Entries with figure data:

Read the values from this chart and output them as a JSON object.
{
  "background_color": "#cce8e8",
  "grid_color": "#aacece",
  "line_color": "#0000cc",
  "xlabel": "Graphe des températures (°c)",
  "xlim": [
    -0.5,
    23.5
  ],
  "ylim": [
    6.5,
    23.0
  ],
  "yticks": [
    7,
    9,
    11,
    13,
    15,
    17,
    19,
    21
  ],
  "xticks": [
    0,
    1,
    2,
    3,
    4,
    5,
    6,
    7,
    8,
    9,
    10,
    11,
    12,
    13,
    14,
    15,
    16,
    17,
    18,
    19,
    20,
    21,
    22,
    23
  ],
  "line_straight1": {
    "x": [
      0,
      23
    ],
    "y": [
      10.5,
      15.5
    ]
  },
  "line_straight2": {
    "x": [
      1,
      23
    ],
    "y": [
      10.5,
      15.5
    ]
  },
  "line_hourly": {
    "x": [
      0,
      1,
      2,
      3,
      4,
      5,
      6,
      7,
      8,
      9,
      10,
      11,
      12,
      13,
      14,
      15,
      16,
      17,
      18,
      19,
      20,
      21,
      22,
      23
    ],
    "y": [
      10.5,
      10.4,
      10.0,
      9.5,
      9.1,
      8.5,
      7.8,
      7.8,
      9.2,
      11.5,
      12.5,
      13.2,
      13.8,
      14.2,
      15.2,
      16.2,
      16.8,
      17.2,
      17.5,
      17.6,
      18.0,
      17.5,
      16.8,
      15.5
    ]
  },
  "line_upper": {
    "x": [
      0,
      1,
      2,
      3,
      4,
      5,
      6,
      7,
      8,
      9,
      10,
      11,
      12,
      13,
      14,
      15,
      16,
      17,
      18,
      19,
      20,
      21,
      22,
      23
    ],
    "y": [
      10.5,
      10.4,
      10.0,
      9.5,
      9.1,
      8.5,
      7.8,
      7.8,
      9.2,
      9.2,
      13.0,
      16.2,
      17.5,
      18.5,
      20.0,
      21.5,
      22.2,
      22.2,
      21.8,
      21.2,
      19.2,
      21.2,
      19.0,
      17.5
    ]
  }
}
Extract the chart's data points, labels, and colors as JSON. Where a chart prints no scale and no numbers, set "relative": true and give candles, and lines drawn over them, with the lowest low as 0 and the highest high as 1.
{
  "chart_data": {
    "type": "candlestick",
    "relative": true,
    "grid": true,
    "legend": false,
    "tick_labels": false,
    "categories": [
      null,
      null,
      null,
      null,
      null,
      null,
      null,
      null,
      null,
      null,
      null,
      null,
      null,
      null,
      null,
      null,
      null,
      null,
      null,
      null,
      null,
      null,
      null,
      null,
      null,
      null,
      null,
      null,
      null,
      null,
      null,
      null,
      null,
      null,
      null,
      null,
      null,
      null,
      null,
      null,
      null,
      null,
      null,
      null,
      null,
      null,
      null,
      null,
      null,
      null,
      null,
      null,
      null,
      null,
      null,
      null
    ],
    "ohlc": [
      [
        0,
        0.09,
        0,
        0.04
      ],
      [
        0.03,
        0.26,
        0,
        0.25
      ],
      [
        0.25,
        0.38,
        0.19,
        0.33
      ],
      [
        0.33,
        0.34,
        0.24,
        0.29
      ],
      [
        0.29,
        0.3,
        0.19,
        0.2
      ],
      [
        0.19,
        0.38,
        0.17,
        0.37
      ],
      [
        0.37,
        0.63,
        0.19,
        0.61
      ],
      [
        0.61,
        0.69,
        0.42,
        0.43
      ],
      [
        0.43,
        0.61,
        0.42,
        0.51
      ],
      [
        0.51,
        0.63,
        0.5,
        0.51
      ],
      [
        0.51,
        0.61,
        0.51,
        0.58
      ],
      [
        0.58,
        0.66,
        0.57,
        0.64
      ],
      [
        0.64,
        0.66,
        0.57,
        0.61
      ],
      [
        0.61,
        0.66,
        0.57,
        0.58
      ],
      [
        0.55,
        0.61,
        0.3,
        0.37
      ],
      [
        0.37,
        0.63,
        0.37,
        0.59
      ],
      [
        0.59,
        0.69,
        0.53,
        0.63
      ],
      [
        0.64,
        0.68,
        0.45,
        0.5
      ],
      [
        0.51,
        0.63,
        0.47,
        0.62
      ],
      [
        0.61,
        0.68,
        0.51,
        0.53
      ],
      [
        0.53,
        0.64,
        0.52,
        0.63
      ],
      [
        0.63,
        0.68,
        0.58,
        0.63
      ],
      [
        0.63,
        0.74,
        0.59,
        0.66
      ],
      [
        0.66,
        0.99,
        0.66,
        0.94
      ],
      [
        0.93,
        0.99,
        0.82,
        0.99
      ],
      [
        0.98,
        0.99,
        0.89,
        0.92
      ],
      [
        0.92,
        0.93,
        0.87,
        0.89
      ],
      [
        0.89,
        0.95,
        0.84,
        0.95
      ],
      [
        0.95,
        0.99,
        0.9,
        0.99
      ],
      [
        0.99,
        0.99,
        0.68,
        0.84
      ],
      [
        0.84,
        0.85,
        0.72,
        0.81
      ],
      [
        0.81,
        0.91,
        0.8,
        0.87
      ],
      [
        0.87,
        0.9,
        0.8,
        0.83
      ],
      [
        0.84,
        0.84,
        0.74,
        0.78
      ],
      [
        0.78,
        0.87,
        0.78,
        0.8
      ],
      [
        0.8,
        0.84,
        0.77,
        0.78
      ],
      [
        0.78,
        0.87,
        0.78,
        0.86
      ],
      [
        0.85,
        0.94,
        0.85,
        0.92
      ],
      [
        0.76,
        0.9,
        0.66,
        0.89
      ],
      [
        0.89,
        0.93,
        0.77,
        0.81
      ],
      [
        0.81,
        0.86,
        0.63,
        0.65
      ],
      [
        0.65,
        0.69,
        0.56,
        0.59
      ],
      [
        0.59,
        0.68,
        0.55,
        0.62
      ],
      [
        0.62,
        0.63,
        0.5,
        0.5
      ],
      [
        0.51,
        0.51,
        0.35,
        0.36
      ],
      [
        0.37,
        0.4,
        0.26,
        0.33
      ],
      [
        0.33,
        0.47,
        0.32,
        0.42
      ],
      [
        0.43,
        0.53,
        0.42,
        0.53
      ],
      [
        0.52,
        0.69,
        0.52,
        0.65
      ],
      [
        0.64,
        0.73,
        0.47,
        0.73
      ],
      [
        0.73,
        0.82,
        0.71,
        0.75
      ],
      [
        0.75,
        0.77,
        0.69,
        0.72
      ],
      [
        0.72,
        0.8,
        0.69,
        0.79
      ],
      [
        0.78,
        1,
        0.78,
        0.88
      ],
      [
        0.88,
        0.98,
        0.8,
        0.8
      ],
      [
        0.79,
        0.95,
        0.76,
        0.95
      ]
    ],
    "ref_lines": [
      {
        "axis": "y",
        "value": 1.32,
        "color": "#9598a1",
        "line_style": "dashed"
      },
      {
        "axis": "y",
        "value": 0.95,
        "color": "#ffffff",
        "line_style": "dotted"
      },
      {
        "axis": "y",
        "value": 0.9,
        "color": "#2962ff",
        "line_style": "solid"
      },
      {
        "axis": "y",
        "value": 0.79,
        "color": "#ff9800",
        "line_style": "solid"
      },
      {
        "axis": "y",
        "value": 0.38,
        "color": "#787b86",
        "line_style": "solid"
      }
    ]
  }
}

**SHORT TASK**: Copy out every line from the records that has the word "true".

**FULL RESPONSE**:
Extract the chart's data points, labels, and colors as JSON. Where a chart prints no scale and no numbers, set "relative": true and give candles, and lines drawn over them, with the lowest low as 0 and the highest high as 1.
    "relative": true,
    "grid": true,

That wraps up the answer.